§ À faire:
Modifiez l'extrait sur la Colombie en reprenant le passage allant de « Le profit des » jusqu'à « d’intimidation et fraude. », où « barons électoraux » devient « notables électoraux ».

§ Extrait du texte:
◇ ◇ ◇ ◇
Le profit des multinationales nord-américaines, associées aux dirigeants politiques de notre pays, provient d’une machine de guerre bien mise au point, pour écraser les forces contestataires, soumettre par la violence le peuple colombien et imposer le retour à des formes ouvertes et « légales » d’esclavage au travail. Le congrès colombien est dans les mains de barons électoraux, parmi les lesquels 50 ont été impliqués dans des procès pénaux liés au para-militarisme (dont 23 convoqués à paraitre devant un juge). Ces caciques ont élu avec ses voix l’actuel président, aidés par des méthodes d’intimidation et fraude.

Antécédents

Le 9 avril 1948 le peuple s’est soulevé contre le gouvernement conservateur de Mariano Ospina Pérez, en réaction à l’assassinat du leader populaire Jorge Eliécer Gaitán. Un demi-million de morts reposent, depuis, dans des fosses communes des campagnes et villes colombiennes. En se servant de la terreur et de la confusion, la direction politique bipartite colombienne a divisé et soumis le peuple colombien. Les Forces Armées Révolutionnaires Colombiennes (FARC) ont surgit comme une réponse aux agressions armées de l’Etat contre les organisations agraires des colons de El Pato, Guayabero, Riochiquito et Marquetalia.

Expression des paysans, dépouillés séculairement de ses terres par des grands propriétaires terriens et des éleveurs (en 2005, 0.2% des propriétaires ruraux possédaient 65% des terres exploitables), les FARC, avec un programme agraire et révolutionnaire, suivant un parcours semé de réussites comme d’erreurs, sont devenues une force rebelle qui a signé des trêves, qui a fait des pas en avant concernant le dialogue pour la paix avec plusieurs dirigeants colombiens, tout en combattant l’armée Colombienne depuis des décennies.
◇ ◇ ◇ ◇
§ Matériel du corpus:

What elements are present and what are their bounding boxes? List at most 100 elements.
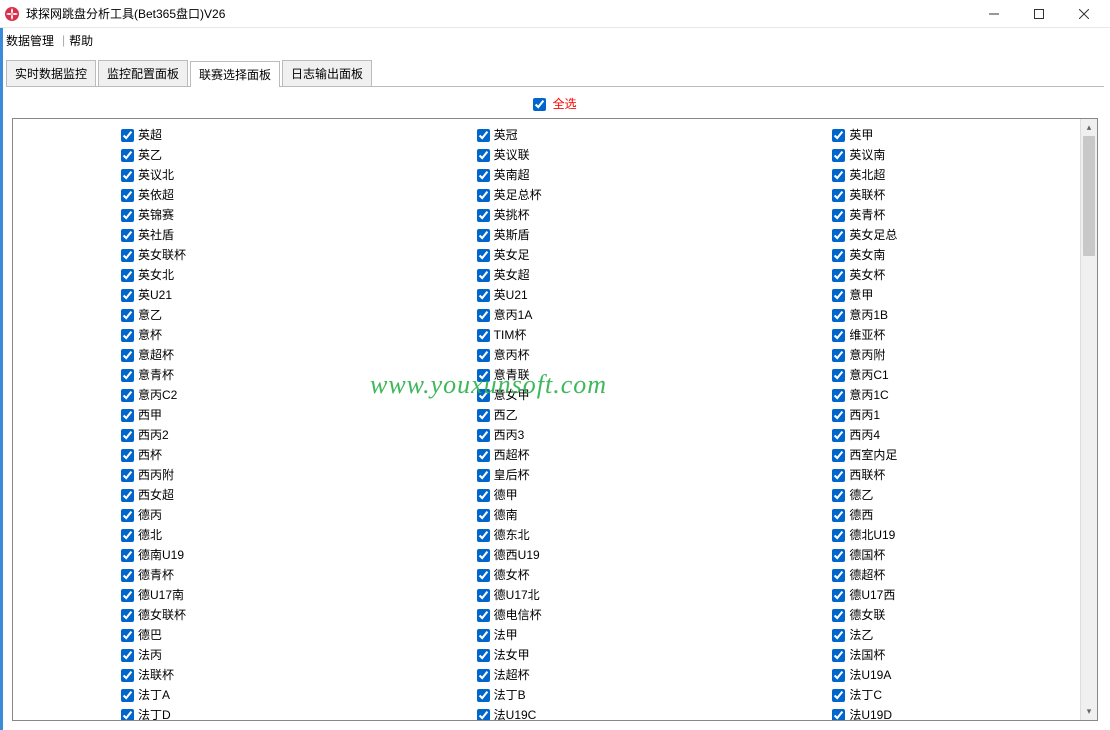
league-checkbox[interactable] xyxy=(121,489,134,502)
league-checkbox[interactable] xyxy=(477,269,490,282)
league-checkbox[interactable] xyxy=(477,349,490,362)
league-checkbox[interactable] xyxy=(832,169,845,182)
league-checkbox[interactable] xyxy=(477,409,490,422)
league-checkbox[interactable] xyxy=(477,129,490,142)
league-checkbox[interactable] xyxy=(121,649,134,662)
league-checkbox[interactable] xyxy=(832,189,845,202)
league-checkbox[interactable] xyxy=(832,589,845,602)
league-checkbox[interactable] xyxy=(477,289,490,302)
league-checkbox[interactable] xyxy=(832,289,845,302)
maximize-button[interactable] xyxy=(1016,0,1061,27)
tab-2[interactable]: 联赛选择面板 xyxy=(190,61,280,87)
league-checkbox[interactable] xyxy=(477,429,490,442)
league-checkbox[interactable] xyxy=(832,429,845,442)
league-checkbox[interactable] xyxy=(477,329,490,342)
league-checkbox[interactable] xyxy=(121,689,134,702)
scrollbar[interactable]: ▴ ▾ xyxy=(1080,119,1097,720)
league-checkbox[interactable] xyxy=(477,669,490,682)
league-checkbox[interactable] xyxy=(121,209,134,222)
league-checkbox[interactable] xyxy=(477,649,490,662)
league-checkbox[interactable] xyxy=(477,709,490,721)
league-checkbox[interactable] xyxy=(832,209,845,222)
tab-3[interactable]: 日志输出面板 xyxy=(282,60,372,86)
minimize-button[interactable] xyxy=(971,0,1016,27)
league-checkbox[interactable] xyxy=(477,389,490,402)
league-checkbox[interactable] xyxy=(121,409,134,422)
league-checkbox[interactable] xyxy=(477,609,490,622)
league-checkbox[interactable] xyxy=(832,129,845,142)
league-checkbox[interactable] xyxy=(832,329,845,342)
tab-0[interactable]: 实时数据监控 xyxy=(6,60,96,86)
league-checkbox[interactable] xyxy=(832,349,845,362)
league-checkbox[interactable] xyxy=(121,669,134,682)
league-checkbox[interactable] xyxy=(832,529,845,542)
league-checkbox[interactable] xyxy=(477,489,490,502)
league-checkbox[interactable] xyxy=(832,409,845,422)
league-checkbox[interactable] xyxy=(121,529,134,542)
league-checkbox[interactable] xyxy=(121,589,134,602)
league-checkbox[interactable] xyxy=(477,529,490,542)
league-checkbox[interactable] xyxy=(832,449,845,462)
league-checkbox[interactable] xyxy=(121,249,134,262)
league-checkbox[interactable] xyxy=(477,549,490,562)
league-checkbox[interactable] xyxy=(121,229,134,242)
league-checkbox[interactable] xyxy=(477,189,490,202)
league-checkbox[interactable] xyxy=(832,689,845,702)
league-checkbox[interactable] xyxy=(477,369,490,382)
league-checkbox[interactable] xyxy=(121,369,134,382)
select-all-label[interactable]: 全选 xyxy=(553,97,577,111)
league-checkbox[interactable] xyxy=(121,169,134,182)
league-checkbox[interactable] xyxy=(121,389,134,402)
league-checkbox[interactable] xyxy=(477,469,490,482)
league-checkbox[interactable] xyxy=(121,349,134,362)
league-checkbox[interactable] xyxy=(121,569,134,582)
league-checkbox[interactable] xyxy=(121,269,134,282)
league-checkbox[interactable] xyxy=(477,689,490,702)
scroll-thumb[interactable] xyxy=(1083,136,1095,256)
league-checkbox[interactable] xyxy=(832,569,845,582)
league-checkbox[interactable] xyxy=(832,549,845,562)
league-checkbox[interactable] xyxy=(121,469,134,482)
league-checkbox[interactable] xyxy=(121,609,134,622)
league-checkbox[interactable] xyxy=(477,569,490,582)
league-checkbox[interactable] xyxy=(477,509,490,522)
league-checkbox[interactable] xyxy=(832,309,845,322)
league-checkbox[interactable] xyxy=(477,449,490,462)
league-checkbox[interactable] xyxy=(832,709,845,721)
league-checkbox[interactable] xyxy=(121,129,134,142)
league-checkbox[interactable] xyxy=(832,269,845,282)
league-checkbox[interactable] xyxy=(121,429,134,442)
league-checkbox[interactable] xyxy=(477,229,490,242)
league-checkbox[interactable] xyxy=(121,509,134,522)
league-checkbox[interactable] xyxy=(832,389,845,402)
close-button[interactable] xyxy=(1061,0,1106,27)
league-checkbox[interactable] xyxy=(121,629,134,642)
league-checkbox[interactable] xyxy=(121,189,134,202)
menu-data-manage[interactable]: 数据管理 xyxy=(6,32,54,49)
league-checkbox[interactable] xyxy=(832,509,845,522)
league-checkbox[interactable] xyxy=(121,549,134,562)
league-checkbox[interactable] xyxy=(832,229,845,242)
tab-1[interactable]: 监控配置面板 xyxy=(98,60,188,86)
league-checkbox[interactable] xyxy=(121,709,134,721)
league-checkbox[interactable] xyxy=(477,249,490,262)
menu-help[interactable]: 帮助 xyxy=(69,32,93,49)
scroll-up-button[interactable]: ▴ xyxy=(1081,119,1097,136)
league-checkbox[interactable] xyxy=(477,169,490,182)
league-checkbox[interactable] xyxy=(832,669,845,682)
league-checkbox[interactable] xyxy=(477,629,490,642)
league-checkbox[interactable] xyxy=(832,609,845,622)
league-checkbox[interactable] xyxy=(832,469,845,482)
league-checkbox[interactable] xyxy=(121,329,134,342)
league-checkbox[interactable] xyxy=(121,149,134,162)
league-checkbox[interactable] xyxy=(121,289,134,302)
league-checkbox[interactable] xyxy=(832,489,845,502)
league-checkbox[interactable] xyxy=(121,449,134,462)
league-checkbox[interactable] xyxy=(477,149,490,162)
league-checkbox[interactable] xyxy=(832,149,845,162)
league-checkbox[interactable] xyxy=(832,369,845,382)
league-checkbox[interactable] xyxy=(477,589,490,602)
league-checkbox[interactable] xyxy=(121,309,134,322)
scroll-down-button[interactable]: ▾ xyxy=(1081,703,1097,720)
select-all-checkbox[interactable] xyxy=(533,98,546,111)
◇ ◇ ◇ ◇
§ Corrigé:
Le profit des multinationales nord-américaines, associées aux dirigeants politiques de notre pays, provient d’une machine de guerre bien mise au point, pour écraser les forces contestataires, soumettre par la violence le peuple colombien et imposer le retour à des formes ouvertes et « légales » d’esclavage au travail. Le congrès colombien est dans les mains de notables électoraux, parmi les lesquels 50 ont été impliqués dans des procès pénaux liés au para-militarisme (dont 23 convoqués à paraitre devant un juge). Ces caciques ont élu avec ses voix l’actuel président, aidés par des méthodes d’intimidation et fraude.